## EXERCISE GOAL
Copy out the listing that follows, exactly, without its pictures.

===== MATERIAL FOR THIS TASK =====

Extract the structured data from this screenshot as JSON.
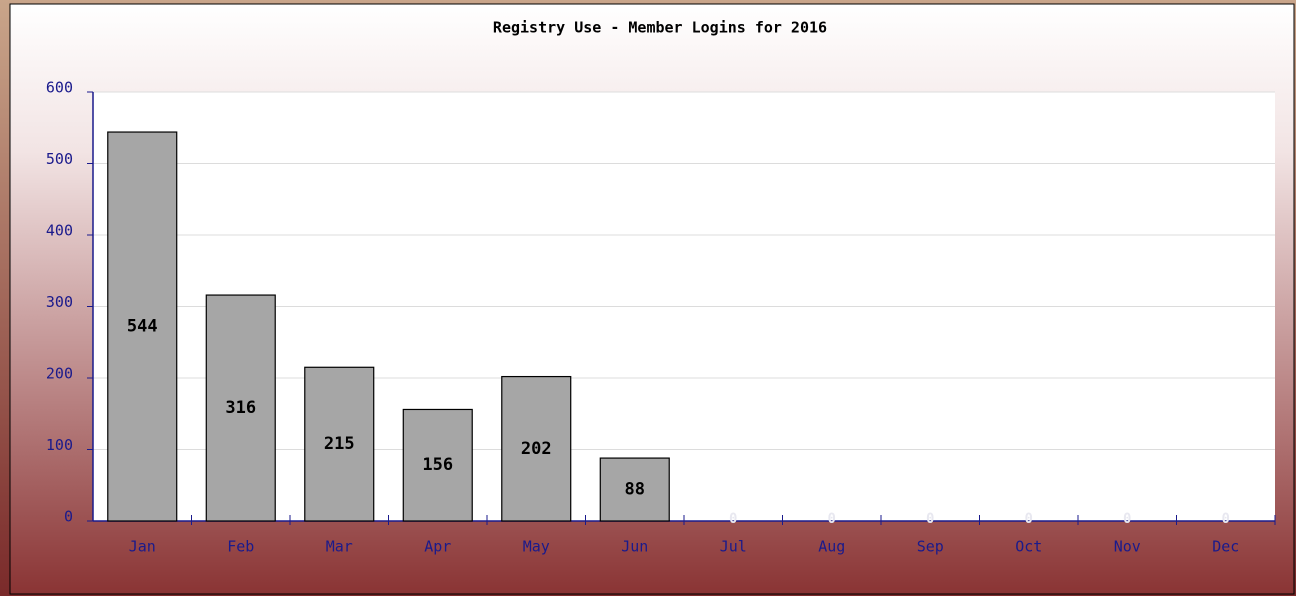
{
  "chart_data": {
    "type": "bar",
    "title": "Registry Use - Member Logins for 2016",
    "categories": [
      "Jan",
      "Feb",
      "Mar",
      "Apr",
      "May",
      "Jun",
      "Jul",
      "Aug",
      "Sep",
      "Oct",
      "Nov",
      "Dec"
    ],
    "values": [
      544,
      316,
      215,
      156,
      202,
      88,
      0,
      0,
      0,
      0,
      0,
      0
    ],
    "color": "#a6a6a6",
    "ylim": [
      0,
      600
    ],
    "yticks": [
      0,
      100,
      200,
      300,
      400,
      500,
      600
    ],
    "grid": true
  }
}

=====

## EXERCISE RESULT
Extract the structured data from this screenshot as JSON.
{
  "chart_data": {
    "type": "bar",
    "title": "Registry Use - Member Logins for 2016",
    "categories": [
      "Jan",
      "Feb",
      "Mar",
      "Apr",
      "May",
      "Jun",
      "Jul",
      "Aug",
      "Sep",
      "Oct",
      "Nov",
      "Dec"
    ],
    "values": [
      544,
      316,
      215,
      156,
      202,
      88,
      0,
      0,
      0,
      0,
      0,
      0
    ],
    "color": "#a6a6a6",
    "ylim": [
      0,
      600
    ],
    "yticks": [
      0,
      100,
      200,
      300,
      400,
      500,
      600
    ],
    "grid": true
  }
}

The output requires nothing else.